-- start of Record excerpts --

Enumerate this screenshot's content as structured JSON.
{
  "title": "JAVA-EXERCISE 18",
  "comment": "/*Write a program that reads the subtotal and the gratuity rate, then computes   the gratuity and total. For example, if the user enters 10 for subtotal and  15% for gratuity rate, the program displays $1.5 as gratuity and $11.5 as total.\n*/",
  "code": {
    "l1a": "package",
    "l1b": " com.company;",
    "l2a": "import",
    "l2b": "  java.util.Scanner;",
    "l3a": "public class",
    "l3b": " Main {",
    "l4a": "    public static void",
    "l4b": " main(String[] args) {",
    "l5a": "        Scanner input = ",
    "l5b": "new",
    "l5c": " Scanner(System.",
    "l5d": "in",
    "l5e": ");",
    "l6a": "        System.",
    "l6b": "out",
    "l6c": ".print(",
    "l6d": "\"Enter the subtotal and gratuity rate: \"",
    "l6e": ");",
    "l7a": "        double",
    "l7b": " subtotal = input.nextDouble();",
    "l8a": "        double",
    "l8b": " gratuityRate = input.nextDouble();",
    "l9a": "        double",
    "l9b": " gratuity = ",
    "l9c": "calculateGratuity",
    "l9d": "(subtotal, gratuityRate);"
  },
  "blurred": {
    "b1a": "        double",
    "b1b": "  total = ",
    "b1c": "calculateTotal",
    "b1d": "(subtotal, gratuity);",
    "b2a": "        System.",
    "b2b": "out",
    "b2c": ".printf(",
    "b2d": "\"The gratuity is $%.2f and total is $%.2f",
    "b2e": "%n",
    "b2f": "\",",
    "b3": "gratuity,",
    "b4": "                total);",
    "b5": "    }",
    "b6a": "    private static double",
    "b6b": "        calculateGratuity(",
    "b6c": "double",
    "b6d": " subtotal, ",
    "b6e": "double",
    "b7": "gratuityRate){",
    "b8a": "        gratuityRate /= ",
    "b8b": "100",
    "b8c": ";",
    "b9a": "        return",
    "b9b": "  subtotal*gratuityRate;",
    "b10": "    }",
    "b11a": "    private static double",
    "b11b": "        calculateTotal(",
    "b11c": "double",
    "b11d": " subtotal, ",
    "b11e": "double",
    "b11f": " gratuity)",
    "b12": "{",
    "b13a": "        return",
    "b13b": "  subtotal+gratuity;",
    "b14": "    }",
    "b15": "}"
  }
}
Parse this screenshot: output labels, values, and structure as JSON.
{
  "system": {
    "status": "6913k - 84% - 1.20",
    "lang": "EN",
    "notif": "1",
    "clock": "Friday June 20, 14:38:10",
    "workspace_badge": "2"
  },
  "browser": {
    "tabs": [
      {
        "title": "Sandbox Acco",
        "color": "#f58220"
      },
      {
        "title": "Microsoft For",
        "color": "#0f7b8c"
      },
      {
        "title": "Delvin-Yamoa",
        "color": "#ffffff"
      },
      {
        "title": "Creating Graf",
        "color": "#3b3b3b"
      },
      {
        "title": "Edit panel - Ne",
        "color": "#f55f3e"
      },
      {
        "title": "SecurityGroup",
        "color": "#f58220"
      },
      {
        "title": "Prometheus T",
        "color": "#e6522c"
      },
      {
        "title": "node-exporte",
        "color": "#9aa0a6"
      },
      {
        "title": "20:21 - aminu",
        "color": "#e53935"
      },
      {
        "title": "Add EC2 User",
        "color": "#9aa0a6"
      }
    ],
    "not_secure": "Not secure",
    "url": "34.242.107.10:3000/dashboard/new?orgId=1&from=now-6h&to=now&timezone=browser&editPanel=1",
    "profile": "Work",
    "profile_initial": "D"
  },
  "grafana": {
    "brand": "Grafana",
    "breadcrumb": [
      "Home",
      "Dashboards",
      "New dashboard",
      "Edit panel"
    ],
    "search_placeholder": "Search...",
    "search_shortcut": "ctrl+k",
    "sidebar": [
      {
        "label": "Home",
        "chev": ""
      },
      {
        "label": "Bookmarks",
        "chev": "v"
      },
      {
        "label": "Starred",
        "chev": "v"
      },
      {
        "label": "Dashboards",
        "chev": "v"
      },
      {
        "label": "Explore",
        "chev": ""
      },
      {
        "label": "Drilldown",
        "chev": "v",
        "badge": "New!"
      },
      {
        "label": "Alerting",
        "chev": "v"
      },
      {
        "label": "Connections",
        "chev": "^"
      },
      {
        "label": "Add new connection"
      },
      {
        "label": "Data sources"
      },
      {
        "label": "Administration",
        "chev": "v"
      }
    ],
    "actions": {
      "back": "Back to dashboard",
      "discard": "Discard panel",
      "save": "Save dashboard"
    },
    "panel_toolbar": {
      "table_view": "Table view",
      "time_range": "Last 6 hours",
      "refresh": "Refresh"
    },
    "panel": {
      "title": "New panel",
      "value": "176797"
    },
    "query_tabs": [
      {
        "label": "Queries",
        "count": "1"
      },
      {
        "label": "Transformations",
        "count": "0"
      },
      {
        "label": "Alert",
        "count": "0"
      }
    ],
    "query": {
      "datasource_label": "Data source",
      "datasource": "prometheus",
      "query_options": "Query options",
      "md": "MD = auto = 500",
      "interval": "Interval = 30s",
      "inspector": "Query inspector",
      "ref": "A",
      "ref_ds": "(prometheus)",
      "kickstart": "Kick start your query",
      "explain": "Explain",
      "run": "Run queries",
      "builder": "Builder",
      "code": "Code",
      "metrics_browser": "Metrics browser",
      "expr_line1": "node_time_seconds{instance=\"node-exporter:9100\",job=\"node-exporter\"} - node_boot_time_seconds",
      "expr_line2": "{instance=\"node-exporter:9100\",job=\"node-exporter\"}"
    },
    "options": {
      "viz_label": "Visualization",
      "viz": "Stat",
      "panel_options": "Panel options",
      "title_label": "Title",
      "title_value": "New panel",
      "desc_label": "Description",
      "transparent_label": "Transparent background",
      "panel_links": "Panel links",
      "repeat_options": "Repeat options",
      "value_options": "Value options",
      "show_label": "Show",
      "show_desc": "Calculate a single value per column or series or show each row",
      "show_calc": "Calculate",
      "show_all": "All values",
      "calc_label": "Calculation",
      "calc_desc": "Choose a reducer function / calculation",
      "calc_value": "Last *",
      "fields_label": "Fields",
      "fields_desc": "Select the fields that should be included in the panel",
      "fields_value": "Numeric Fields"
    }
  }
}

-- end of Record excerpts --

Set down every record above exactly as given.

→ **Answer for the task**:
Enumerate this screenshot's content as structured JSON.
{
  "title": "JAVA-EXERCISE 18",
  "comment": "/*Write a program that reads the subtotal and the gratuity rate, then computes   the gratuity and total. For example, if the user enters 10 for subtotal and  15% for gratuity rate, the program displays $1.5 as gratuity and $11.5 as total.\n*/",
  "code": {
    "l1a": "package",
    "l1b": " com.company;",
    "l2a": "import",
    "l2b": "  java.util.Scanner;",
    "l3a": "public class",
    "l3b": " Main {",
    "l4a": "    public static void",
    "l4b": " main(String[] args) {",
    "l5a": "        Scanner input = ",
    "l5b": "new",
    "l5c": " Scanner(System.",
    "l5d": "in",
    "l5e": ");",
    "l6a": "        System.",
    "l6b": "out",
    "l6c": ".print(",
    "l6d": "\"Enter the subtotal and gratuity rate: \"",
    "l6e": ");",
    "l7a": "        double",
    "l7b": " subtotal = input.nextDouble();",
    "l8a": "        double",
    "l8b": " gratuityRate = input.nextDouble();",
    "l9a": "        double",
    "l9b": " gratuity = ",
    "l9c": "calculateGratuity",
    "l9d": "(subtotal, gratuityRate);"
  },
  "blurred": {
    "b1a": "        double",
    "b1b": "  total = ",
    "b1c": "calculateTotal",
    "b1d": "(subtotal, gratuity);",
    "b2a": "        System.",
    "b2b": "out",
    "b2c": ".printf(",
    "b2d": "\"The gratuity is $%.2f and total is $%.2f",
    "b2e": "%n",
    "b2f": "\",",
    "b3": "gratuity,",
    "b4": "                total);",
    "b5": "    }",
    "b6a": "    private static double",
    "b6b": "        calculateGratuity(",
    "b6c": "double",
    "b6d": " subtotal, ",
    "b6e": "double",
    "b7": "gratuityRate){",
    "b8a": "        gratuityRate /= ",
    "b8b": "100",
    "b8c": ";",
    "b9a": "        return",
    "b9b": "  subtotal*gratuityRate;",
    "b10": "    }",
    "b11a": "    private static double",
    "b11b": "        calculateTotal(",
    "b11c": "double",
    "b11d": " subtotal, ",
    "b11e": "double",
    "b11f": " gratuity)",
    "b12": "{",
    "b13a": "        return",
    "b13b": "  subtotal+gratuity;",
    "b14": "    }",
    "b15": "}"
  }
}
Parse this screenshot: output labels, values, and structure as JSON.
{
  "system": {
    "status": "6913k - 84% - 1.20",
    "lang": "EN",
    "notif": "1",
    "clock": "Friday June 20, 14:38:10",
    "workspace_badge": "2"
  },
  "browser": {
    "tabs": [
      {
        "title": "Sandbox Acco",
        "color": "#f58220"
      },
      {
        "title": "Microsoft For",
        "color": "#0f7b8c"
      },
      {
        "title": "Delvin-Yamoa",
        "color": "#ffffff"
      },
      {
        "title": "Creating Graf",
        "color": "#3b3b3b"
      },
      {
        "title": "Edit panel - Ne",
        "color": "#f55f3e"
      },
      {
        "title": "SecurityGroup",
        "color": "#f58220"
      },
      {
        "title": "Prometheus T",
        "color": "#e6522c"
      },
      {
        "title": "node-exporte",
        "color": "#9aa0a6"
      },
      {
        "title": "20:21 - aminu",
        "color": "#e53935"
      },
      {
        "title": "Add EC2 User",
        "color": "#9aa0a6"
      }
    ],
    "not_secure": "Not secure",
    "url": "34.242.107.10:3000/dashboard/new?orgId=1&from=now-6h&to=now&timezone=browser&editPanel=1",
    "profile": "Work",
    "profile_initial": "D"
  },
  "grafana": {
    "brand": "Grafana",
    "breadcrumb": [
      "Home",
      "Dashboards",
      "New dashboard",
      "Edit panel"
    ],
    "search_placeholder": "Search...",
    "search_shortcut": "ctrl+k",
    "sidebar": [
      {
        "label": "Home",
        "chev": ""
      },
      {
        "label": "Bookmarks",
        "chev": "v"
      },
      {
        "label": "Starred",
        "chev": "v"
      },
      {
        "label": "Dashboards",
        "chev": "v"
      },
      {
        "label": "Explore",
        "chev": ""
      },
      {
        "label": "Drilldown",
        "chev": "v",
        "badge": "New!"
      },
      {
        "label": "Alerting",
        "chev": "v"
      },
      {
        "label": "Connections",
        "chev": "^"
      },
      {
        "label": "Add new connection"
      },
      {
        "label": "Data sources"
      },
      {
        "label": "Administration",
        "chev": "v"
      }
    ],
    "actions": {
      "back": "Back to dashboard",
      "discard": "Discard panel",
      "save": "Save dashboard"
    },
    "panel_toolbar": {
      "table_view": "Table view",
      "time_range": "Last 6 hours",
      "refresh": "Refresh"
    },
    "panel": {
      "title": "New panel",
      "value": "176797"
    },
    "query_tabs": [
      {
        "label": "Queries",
        "count": "1"
      },
      {
        "label": "Transformations",
        "count": "0"
      },
      {
        "label": "Alert",
        "count": "0"
      }
    ],
    "query": {
      "datasource_label": "Data source",
      "datasource": "prometheus",
      "query_options": "Query options",
      "md": "MD = auto = 500",
      "interval": "Interval = 30s",
      "inspector": "Query inspector",
      "ref": "A",
      "ref_ds": "(prometheus)",
      "kickstart": "Kick start your query",
      "explain": "Explain",
      "run": "Run queries",
      "builder": "Builder",
      "code": "Code",
      "metrics_browser": "Metrics browser",
      "expr_line1": "node_time_seconds{instance=\"node-exporter:9100\",job=\"node-exporter\"} - node_boot_time_seconds",
      "expr_line2": "{instance=\"node-exporter:9100\",job=\"node-exporter\"}"
    },
    "options": {
      "viz_label": "Visualization",
      "viz": "Stat",
      "panel_options": "Panel options",
      "title_label": "Title",
      "title_value": "New panel",
      "desc_label": "Description",
      "transparent_label": "Transparent background",
      "panel_links": "Panel links",
      "repeat_options": "Repeat options",
      "value_options": "Value options",
      "show_label": "Show",
      "show_desc": "Calculate a single value per column or series or show each row",
      "show_calc": "Calculate",
      "show_all": "All values",
      "calc_label": "Calculation",
      "calc_desc": "Choose a reducer function / calculation",
      "calc_value": "Last *",
      "fields_label": "Fields",
      "fields_desc": "Select the fields that should be included in the panel",
      "fields_value": "Numeric Fields"
    }
  }
}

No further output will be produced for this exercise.